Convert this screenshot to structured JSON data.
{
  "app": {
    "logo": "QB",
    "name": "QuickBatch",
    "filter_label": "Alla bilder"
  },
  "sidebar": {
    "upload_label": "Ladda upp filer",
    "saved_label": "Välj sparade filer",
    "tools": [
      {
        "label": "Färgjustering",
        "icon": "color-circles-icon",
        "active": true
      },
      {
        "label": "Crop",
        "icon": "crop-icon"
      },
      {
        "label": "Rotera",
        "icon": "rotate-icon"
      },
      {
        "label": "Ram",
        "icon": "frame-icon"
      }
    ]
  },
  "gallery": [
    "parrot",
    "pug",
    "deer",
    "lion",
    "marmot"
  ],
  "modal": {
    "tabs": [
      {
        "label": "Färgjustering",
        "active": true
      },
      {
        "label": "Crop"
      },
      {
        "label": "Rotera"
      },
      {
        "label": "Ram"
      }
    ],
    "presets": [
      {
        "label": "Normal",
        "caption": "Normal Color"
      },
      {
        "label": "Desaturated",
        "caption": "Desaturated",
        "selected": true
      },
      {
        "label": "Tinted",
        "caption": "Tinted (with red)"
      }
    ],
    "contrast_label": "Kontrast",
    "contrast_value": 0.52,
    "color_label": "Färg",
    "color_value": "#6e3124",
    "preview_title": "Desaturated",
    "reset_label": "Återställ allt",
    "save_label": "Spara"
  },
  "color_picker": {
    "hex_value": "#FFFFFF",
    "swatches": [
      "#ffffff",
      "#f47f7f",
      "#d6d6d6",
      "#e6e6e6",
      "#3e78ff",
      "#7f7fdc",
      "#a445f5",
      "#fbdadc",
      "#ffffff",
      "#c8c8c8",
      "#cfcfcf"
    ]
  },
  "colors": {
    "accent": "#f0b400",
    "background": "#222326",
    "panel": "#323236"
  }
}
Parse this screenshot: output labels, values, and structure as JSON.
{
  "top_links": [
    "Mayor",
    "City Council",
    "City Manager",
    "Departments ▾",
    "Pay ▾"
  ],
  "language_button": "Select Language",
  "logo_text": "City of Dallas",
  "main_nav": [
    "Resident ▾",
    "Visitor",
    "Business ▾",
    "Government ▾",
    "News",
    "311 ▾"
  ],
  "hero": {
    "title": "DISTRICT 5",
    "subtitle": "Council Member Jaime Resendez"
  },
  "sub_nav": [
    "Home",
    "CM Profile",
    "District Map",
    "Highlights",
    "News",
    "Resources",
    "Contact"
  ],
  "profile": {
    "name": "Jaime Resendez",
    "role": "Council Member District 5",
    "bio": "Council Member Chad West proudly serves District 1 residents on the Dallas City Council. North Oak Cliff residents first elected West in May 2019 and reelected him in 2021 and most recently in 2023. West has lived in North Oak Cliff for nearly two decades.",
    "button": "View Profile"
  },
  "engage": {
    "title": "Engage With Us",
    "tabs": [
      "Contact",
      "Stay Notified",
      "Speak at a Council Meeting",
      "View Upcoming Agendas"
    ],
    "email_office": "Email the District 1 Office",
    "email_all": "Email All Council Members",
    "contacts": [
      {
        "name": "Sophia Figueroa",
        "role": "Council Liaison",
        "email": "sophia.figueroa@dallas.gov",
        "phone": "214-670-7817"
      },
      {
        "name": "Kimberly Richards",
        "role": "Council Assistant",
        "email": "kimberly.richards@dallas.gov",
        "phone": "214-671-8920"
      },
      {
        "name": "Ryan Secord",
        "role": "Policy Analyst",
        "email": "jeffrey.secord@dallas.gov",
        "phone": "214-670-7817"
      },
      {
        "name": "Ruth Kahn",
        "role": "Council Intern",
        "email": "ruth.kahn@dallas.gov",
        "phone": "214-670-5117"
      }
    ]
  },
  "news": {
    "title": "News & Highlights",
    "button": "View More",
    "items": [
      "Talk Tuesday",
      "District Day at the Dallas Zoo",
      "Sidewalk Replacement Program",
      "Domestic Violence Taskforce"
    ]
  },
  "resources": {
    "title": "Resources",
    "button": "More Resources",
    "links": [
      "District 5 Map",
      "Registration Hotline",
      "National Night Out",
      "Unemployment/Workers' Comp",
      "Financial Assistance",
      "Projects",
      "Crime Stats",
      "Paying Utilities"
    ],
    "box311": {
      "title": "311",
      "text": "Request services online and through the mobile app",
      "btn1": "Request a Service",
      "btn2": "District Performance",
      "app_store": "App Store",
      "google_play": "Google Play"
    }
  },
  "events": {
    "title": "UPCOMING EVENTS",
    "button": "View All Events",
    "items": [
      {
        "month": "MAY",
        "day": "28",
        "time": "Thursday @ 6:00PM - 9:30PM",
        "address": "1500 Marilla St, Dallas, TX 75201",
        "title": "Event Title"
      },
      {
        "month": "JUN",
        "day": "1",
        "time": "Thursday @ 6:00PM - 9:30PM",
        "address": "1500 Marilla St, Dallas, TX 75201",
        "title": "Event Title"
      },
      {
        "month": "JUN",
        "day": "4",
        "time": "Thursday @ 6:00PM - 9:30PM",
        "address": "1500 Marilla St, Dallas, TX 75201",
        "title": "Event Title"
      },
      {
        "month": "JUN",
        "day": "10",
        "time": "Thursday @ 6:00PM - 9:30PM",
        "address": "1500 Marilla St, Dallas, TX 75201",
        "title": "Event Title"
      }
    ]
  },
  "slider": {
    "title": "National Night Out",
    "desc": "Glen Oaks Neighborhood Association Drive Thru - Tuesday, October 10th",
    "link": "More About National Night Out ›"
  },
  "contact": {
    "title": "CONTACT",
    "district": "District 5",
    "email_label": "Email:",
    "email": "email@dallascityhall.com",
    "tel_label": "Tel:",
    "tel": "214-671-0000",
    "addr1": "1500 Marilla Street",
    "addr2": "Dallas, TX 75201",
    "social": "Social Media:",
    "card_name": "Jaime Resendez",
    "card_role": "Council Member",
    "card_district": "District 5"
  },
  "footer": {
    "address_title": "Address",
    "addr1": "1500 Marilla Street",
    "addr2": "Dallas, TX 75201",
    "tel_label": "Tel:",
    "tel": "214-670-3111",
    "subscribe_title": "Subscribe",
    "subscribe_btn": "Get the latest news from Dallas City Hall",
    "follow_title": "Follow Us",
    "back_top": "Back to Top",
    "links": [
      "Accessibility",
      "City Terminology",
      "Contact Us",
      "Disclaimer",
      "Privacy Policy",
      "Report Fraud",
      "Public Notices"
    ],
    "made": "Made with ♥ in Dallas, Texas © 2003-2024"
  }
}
^^^^^^^^^^^^^^^^
* **What to do**
Show every line from the listing above in which the string "National" appears.

* **Exercise response**
      "National Night Out",
    "title": "National Night Out",
    "link": "More About National Night Out ›"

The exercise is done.